OBJECTIVE
Your task is to restate the data word for word.

══ DATA PROVIDED

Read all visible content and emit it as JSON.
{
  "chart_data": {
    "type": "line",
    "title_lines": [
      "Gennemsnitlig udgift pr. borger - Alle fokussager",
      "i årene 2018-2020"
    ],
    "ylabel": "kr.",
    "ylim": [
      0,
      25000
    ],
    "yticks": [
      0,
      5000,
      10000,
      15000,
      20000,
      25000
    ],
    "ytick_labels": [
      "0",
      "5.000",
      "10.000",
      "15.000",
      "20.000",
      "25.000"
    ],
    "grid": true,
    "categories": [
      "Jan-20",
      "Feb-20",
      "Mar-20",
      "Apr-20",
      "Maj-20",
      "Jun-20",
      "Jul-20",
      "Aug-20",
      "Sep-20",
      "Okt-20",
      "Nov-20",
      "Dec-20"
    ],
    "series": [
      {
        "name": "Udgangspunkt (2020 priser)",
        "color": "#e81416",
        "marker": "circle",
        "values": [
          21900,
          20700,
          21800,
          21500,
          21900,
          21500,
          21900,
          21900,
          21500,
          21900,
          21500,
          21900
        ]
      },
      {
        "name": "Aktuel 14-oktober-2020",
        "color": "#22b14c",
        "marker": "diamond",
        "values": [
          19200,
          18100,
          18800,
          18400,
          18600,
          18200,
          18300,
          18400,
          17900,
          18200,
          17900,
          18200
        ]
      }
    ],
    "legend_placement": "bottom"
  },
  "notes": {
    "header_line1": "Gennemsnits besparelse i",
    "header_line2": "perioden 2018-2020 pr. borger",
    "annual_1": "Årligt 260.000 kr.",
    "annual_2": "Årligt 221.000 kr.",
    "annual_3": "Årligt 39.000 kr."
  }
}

════

COMPLETE OUTPUT
Read all visible content and emit it as JSON.
{
  "chart_data": {
    "type": "line",
    "title_lines": [
      "Gennemsnitlig udgift pr. borger - Alle fokussager",
      "i årene 2018-2020"
    ],
    "ylabel": "kr.",
    "ylim": [
      0,
      25000
    ],
    "yticks": [
      0,
      5000,
      10000,
      15000,
      20000,
      25000
    ],
    "ytick_labels": [
      "0",
      "5.000",
      "10.000",
      "15.000",
      "20.000",
      "25.000"
    ],
    "grid": true,
    "categories": [
      "Jan-20",
      "Feb-20",
      "Mar-20",
      "Apr-20",
      "Maj-20",
      "Jun-20",
      "Jul-20",
      "Aug-20",
      "Sep-20",
      "Okt-20",
      "Nov-20",
      "Dec-20"
    ],
    "series": [
      {
        "name": "Udgangspunkt (2020 priser)",
        "color": "#e81416",
        "marker": "circle",
        "values": [
          21900,
          20700,
          21800,
          21500,
          21900,
          21500,
          21900,
          21900,
          21500,
          21900,
          21500,
          21900
        ]
      },
      {
        "name": "Aktuel 14-oktober-2020",
        "color": "#22b14c",
        "marker": "diamond",
        "values": [
          19200,
          18100,
          18800,
          18400,
          18600,
          18200,
          18300,
          18400,
          17900,
          18200,
          17900,
          18200
        ]
      }
    ],
    "legend_placement": "bottom"
  },
  "notes": {
    "header_line1": "Gennemsnits besparelse i",
    "header_line2": "perioden 2018-2020 pr. borger",
    "annual_1": "Årligt 260.000 kr.",
    "annual_2": "Årligt 221.000 kr.",
    "annual_3": "Årligt 39.000 kr."
  }
}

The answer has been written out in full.